1286. Iterator for Combination

Design the CombinationIterator class:

  • CombinationIterator(string characters, int combinationLength) Initializes the object with a string characters of sorted distinct lowercase English letters and a number combinationLength as arguments.
  • next() Returns the next combination of length combinationLength in lexicographical order.
  • hasNext() Returns true if and only if there exists a next combination.

Example 1:

Input
[“CombinationIterator”, “next”, “hasNext”, “next”, “hasNext”, “next”, “hasNext”]
[[“abc”, 2], [], [], [], [], [], []]
Output
[null, “ab”, true, “ac”, true, “bc”, false]

Explanation
CombinationIterator itr = new CombinationIterator(“abc”, 2);
itr.next(); // return “ab”
itr.hasNext(); // return True
itr.next(); // return “ac”
itr.hasNext(); // return True
itr.next(); // return “bc”
itr.hasNext(); // return False

Constraints:

  • 1 <= combinationLength <= characters.length <= 15
  • All the characters of characters are unique.
  • At most 104 calls will be made to next and hasNext.
  • It’s guaranteed that all calls of the function next are valid.

▶ _Challenge 1_
Could you edit the rows, starting at the first row and ending at the row that contains "alaska-note-line: Boroughs in", so that "borough-item" becomes "district-item" and nothing else changes?

▶ _Input material_
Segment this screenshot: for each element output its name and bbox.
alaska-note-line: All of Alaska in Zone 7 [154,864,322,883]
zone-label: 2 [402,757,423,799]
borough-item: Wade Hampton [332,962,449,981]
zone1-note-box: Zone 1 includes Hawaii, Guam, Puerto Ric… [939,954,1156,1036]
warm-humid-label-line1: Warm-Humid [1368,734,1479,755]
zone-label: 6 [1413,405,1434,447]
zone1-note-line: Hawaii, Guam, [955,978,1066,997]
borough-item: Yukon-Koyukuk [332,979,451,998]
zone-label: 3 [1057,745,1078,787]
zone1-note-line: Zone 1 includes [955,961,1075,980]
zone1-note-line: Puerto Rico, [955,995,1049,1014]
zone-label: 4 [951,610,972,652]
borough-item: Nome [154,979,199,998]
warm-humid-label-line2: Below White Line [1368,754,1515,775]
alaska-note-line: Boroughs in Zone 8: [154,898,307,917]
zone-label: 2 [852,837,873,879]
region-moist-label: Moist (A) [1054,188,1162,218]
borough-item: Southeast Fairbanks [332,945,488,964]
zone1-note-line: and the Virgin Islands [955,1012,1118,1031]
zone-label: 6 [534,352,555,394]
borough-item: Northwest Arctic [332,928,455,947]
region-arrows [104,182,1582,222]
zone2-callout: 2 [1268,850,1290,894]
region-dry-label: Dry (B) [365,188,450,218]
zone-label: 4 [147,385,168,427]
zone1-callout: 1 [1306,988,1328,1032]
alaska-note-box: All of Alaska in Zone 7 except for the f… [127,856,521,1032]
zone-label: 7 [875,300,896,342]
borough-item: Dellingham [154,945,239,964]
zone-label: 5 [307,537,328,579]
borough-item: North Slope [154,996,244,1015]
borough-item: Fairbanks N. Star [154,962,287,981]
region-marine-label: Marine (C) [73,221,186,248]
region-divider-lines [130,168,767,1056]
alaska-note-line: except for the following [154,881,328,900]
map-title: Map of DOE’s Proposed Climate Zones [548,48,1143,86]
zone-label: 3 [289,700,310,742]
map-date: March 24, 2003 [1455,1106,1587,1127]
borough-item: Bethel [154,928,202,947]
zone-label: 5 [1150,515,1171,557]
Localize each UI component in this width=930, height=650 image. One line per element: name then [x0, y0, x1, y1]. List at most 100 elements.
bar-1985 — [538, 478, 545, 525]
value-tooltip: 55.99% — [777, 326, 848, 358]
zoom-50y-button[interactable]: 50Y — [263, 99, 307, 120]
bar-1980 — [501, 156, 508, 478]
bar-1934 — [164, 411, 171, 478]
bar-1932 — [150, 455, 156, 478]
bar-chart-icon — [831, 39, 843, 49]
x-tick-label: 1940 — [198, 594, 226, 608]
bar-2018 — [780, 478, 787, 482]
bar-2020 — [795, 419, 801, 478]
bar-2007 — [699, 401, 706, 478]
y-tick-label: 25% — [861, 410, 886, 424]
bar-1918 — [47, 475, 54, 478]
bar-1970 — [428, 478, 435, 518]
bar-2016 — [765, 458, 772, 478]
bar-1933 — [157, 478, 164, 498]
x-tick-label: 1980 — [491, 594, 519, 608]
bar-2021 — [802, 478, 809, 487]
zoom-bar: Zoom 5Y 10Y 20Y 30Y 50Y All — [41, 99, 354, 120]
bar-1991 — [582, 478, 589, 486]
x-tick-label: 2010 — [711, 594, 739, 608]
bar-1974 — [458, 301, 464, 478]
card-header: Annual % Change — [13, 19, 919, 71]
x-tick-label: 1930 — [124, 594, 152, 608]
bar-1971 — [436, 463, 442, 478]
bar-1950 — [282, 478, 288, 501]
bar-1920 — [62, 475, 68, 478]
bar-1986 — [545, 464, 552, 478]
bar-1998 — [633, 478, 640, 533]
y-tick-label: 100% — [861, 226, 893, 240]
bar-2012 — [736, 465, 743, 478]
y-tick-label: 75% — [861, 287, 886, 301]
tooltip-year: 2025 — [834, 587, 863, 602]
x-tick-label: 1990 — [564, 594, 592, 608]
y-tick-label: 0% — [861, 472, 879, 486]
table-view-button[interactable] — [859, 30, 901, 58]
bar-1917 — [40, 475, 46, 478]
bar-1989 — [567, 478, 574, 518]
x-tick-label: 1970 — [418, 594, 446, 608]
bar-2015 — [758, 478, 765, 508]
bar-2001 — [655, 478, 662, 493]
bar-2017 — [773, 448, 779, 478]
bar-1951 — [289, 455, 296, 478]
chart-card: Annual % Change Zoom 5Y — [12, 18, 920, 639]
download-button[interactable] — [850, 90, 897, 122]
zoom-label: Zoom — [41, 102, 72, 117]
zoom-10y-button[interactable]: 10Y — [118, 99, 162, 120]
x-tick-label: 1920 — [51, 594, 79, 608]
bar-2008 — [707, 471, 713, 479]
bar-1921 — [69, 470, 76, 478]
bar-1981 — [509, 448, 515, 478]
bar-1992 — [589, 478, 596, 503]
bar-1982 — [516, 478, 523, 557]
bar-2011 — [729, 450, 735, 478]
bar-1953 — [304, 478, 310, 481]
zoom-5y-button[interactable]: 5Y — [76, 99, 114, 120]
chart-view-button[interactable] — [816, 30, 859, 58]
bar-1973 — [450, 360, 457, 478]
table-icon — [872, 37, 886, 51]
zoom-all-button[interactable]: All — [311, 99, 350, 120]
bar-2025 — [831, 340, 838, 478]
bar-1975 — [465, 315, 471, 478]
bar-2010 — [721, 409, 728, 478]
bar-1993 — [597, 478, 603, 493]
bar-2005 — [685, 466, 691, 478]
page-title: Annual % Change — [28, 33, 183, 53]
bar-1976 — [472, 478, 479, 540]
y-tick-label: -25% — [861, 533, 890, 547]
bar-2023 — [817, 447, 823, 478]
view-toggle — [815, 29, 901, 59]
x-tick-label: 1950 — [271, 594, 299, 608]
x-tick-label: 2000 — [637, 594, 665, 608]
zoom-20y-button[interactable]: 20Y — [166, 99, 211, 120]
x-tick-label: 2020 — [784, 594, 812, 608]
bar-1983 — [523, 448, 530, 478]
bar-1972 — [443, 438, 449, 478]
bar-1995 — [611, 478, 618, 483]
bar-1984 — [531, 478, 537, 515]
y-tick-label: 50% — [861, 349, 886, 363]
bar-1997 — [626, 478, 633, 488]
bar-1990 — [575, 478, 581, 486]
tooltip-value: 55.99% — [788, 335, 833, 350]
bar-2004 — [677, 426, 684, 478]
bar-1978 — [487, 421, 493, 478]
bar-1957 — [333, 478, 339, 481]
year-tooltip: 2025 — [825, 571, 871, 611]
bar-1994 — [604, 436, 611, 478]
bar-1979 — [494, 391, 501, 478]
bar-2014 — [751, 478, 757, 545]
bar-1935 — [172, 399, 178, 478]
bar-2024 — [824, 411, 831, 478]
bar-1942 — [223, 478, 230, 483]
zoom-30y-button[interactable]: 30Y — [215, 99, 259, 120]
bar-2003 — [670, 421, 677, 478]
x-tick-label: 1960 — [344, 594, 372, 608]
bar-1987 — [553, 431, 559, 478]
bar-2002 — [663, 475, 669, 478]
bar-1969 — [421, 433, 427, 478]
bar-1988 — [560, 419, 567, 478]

▶ _Challenge 2_
Would you proceed with the combination iterator problem from where it stops?

▶ _Written reply 1_
Segment this screenshot: for each element output its name and bbox.
alaska-note-line: All of Alaska in Zone 7 [154,864,322,883]
zone-label: 2 [402,757,423,799]
district-item: Wade Hampton [332,962,449,981]
zone1-note-box: Zone 1 includes Hawaii, Guam, Puerto Ric… [939,954,1156,1036]
warm-humid-label-line1: Warm-Humid [1368,734,1479,755]
zone-label: 6 [1413,405,1434,447]
zone1-note-line: Hawaii, Guam, [955,978,1066,997]
district-item: Yukon-Koyukuk [332,979,451,998]
zone-label: 3 [1057,745,1078,787]
zone1-note-line: Zone 1 includes [955,961,1075,980]
zone1-note-line: Puerto Rico, [955,995,1049,1014]
zone-label: 4 [951,610,972,652]
district-item: Nome [154,979,199,998]
warm-humid-label-line2: Below White Line [1368,754,1515,775]
alaska-note-line: Boroughs in Zone 8: [154,898,307,917]

▶ _Written reply 2_
Solution

class CombinationIterator {
    
    Stack<Character> st;
    String result, str;
    Map<Character, Integer> map;
    int comLength;
        
    public CombinationIterator(String characters, int combinationLength) {
        str = characters;
        comLength = combinationLength;
        int index = 0;
        st = new Stack();
        map = new HashMap<>();
        result = "";
		
		//create first permutation.
        for(Character c : characters.toCharArray()) {
            st.push(c);
            result += c;
            if(st.size() == combinationLength) 
                break;      
		}
		//extract all the index of the character in characters.
        for(Character c : characters.toCharArray()) {
            map.put(c, index++);
        }
    }
    
    public String next(){
		//calculate next
        String currResult = result;
		//因为是符合lexicographical order,所以每次更新permutation,组合中从末尾开始与原String从末尾开始
		//相一致的元素,必然要发生改变. 比如: ac abc.那么c必然要变化. acd, abcd, 那么cd必然要发生变化,不然无法符
		//合lexicographical order.
		//从末尾开始,移除当前组合和原str位置对应的元素.
		//比如当前组合是ac, 原str是abc, 那么就移除c.
		//当前组合变为a, 原str的index减少一,对应元素为b,
		//此时组合中末尾元素为a, 无法与str中的b对应,跳出循环
        int index = str.length() - 1;
        while(!st.isEmpty() && index == map.get(st.peek())){
            st.pop();
            index--;
			//对应的,结果中也要移除相应的元素.
            result = result.substring(0, result.length() - 1);
        }
        
		//如果所有元素都被移除,说明当前组合已经是lexicographical order下的最后一个.
		//比如 abcd,要求长度是3, 那么bcd为最后一种组合. 运行到此, bcd可以被上面的循环完全移除.所以st为空可以判断
		//没有next
        if(st.isEmpty()) return currResult;
        
        index = map.get(st.pop());
		//末尾元素移除完毕后, 当前元素也必然要改变, 形成新的组合.
		//移除当前元素, 并按顺序加入当前元素的后置位元素,直到组合长度符合要求.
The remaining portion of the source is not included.